» **WHAT THE TASK ASKS**: From the listing below, extract every line containing "IMPACT".

Data records:
'''
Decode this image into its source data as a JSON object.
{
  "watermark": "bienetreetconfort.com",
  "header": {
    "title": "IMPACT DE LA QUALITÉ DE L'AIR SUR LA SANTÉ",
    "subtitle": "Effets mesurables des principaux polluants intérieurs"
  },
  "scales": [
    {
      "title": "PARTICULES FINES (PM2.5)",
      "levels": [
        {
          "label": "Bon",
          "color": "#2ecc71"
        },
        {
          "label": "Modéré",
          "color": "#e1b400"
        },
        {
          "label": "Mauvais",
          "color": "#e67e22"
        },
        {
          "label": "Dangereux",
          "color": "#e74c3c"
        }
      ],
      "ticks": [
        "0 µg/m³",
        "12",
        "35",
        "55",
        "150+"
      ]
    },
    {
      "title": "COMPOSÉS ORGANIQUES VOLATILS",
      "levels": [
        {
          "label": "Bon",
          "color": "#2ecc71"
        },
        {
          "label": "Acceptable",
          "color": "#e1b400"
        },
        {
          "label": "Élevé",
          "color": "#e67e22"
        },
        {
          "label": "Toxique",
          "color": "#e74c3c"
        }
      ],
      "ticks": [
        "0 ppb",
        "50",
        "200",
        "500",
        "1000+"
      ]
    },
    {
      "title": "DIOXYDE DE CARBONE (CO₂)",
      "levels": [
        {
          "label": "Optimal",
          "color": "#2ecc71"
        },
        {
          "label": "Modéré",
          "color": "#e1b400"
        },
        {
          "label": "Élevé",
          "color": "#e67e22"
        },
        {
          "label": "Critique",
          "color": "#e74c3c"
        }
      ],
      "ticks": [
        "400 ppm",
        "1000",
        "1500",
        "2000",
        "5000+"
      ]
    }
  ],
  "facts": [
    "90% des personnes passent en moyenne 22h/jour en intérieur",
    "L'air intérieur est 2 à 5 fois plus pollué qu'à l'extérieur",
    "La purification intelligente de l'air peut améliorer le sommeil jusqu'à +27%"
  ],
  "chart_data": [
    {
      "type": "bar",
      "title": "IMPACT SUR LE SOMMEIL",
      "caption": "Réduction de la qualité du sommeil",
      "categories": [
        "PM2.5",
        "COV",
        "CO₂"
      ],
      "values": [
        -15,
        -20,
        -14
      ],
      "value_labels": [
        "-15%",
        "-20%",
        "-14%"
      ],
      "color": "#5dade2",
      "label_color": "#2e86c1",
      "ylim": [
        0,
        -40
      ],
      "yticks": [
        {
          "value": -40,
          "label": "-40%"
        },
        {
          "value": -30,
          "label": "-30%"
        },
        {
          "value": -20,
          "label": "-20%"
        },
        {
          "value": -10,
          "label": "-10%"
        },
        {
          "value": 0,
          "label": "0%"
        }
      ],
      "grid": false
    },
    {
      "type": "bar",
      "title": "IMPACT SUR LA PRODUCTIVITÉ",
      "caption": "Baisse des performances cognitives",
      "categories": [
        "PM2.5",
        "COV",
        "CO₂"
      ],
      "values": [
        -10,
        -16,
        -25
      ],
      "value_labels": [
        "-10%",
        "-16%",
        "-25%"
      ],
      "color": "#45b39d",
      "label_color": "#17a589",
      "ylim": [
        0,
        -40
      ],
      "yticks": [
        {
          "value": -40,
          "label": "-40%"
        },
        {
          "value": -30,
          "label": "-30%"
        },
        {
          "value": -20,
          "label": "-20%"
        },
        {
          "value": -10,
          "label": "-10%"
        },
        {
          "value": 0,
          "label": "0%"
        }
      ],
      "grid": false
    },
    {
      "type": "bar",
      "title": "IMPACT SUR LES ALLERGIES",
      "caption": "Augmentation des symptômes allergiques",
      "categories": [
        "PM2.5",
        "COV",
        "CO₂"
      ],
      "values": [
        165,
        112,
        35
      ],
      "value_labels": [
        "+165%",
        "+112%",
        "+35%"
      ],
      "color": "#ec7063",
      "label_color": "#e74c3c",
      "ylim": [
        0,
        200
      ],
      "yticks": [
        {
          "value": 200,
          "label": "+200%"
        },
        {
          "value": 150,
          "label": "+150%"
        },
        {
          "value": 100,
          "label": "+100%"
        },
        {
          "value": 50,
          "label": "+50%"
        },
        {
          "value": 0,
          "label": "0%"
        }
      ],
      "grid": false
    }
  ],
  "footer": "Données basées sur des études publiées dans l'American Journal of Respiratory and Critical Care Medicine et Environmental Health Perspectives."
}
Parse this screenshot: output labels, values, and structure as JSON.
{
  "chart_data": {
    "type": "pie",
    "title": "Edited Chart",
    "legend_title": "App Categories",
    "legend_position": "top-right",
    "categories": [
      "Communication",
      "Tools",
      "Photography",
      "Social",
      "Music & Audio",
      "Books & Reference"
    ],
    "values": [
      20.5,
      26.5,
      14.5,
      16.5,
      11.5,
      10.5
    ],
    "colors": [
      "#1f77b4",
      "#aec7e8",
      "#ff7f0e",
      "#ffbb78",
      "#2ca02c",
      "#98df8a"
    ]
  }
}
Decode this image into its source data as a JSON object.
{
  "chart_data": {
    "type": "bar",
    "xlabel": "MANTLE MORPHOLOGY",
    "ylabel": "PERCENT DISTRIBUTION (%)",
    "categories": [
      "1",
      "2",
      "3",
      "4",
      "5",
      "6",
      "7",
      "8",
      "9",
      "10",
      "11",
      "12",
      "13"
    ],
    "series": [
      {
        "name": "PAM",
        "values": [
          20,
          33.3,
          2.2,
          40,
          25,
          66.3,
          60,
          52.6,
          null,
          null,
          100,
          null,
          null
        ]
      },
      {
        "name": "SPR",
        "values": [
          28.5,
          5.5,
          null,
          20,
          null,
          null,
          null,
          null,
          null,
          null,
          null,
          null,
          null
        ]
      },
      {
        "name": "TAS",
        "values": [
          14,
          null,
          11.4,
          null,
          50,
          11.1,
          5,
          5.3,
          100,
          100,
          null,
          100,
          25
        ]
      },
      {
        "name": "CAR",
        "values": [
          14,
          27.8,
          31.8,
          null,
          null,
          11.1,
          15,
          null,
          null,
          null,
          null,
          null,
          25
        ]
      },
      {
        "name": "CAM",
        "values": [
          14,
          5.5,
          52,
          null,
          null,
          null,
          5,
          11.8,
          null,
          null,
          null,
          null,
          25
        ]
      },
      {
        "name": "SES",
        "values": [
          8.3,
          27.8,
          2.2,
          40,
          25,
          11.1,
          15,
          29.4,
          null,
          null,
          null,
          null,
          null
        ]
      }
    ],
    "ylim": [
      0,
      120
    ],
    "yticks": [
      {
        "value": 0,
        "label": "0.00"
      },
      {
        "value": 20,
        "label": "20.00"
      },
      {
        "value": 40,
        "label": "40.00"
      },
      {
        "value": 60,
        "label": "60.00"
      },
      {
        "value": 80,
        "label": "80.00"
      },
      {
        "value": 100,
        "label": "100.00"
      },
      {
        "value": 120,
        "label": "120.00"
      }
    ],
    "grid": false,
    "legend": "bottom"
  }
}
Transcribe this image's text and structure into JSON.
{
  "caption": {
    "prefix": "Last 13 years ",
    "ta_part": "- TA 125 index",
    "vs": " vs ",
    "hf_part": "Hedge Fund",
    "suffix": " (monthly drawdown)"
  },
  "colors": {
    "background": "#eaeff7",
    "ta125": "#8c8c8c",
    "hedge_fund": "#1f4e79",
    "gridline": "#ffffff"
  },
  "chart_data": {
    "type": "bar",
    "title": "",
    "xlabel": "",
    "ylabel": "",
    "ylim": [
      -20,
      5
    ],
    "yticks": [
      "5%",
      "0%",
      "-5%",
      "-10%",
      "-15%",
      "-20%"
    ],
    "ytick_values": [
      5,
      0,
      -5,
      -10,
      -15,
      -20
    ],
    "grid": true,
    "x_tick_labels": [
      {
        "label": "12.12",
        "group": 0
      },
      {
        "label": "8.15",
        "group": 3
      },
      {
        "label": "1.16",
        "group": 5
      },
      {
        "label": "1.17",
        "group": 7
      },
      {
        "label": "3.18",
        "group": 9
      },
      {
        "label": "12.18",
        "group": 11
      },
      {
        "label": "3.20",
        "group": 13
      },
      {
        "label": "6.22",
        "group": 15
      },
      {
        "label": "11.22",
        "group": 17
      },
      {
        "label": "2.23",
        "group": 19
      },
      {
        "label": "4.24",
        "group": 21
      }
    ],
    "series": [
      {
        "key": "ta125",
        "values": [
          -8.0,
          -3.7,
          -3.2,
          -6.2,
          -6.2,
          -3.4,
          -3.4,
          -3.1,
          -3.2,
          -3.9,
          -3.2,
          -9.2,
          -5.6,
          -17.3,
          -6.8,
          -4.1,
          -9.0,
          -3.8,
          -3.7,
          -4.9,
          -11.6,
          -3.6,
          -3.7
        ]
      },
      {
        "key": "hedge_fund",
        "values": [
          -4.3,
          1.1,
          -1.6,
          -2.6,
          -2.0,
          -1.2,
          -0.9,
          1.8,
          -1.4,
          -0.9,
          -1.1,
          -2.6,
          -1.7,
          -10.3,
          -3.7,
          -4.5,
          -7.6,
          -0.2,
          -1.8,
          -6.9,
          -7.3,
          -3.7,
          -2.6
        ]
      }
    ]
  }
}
'''
» **THE ANSWER**:
    "title": "IMPACT DE LA QUALITÉ DE L'AIR SUR LA SANTÉ",
      "title": "IMPACT SUR LE SOMMEIL",
      "title": "IMPACT SUR LA PRODUCTIVITÉ",
      "title": "IMPACT SUR LES ALLERGIES",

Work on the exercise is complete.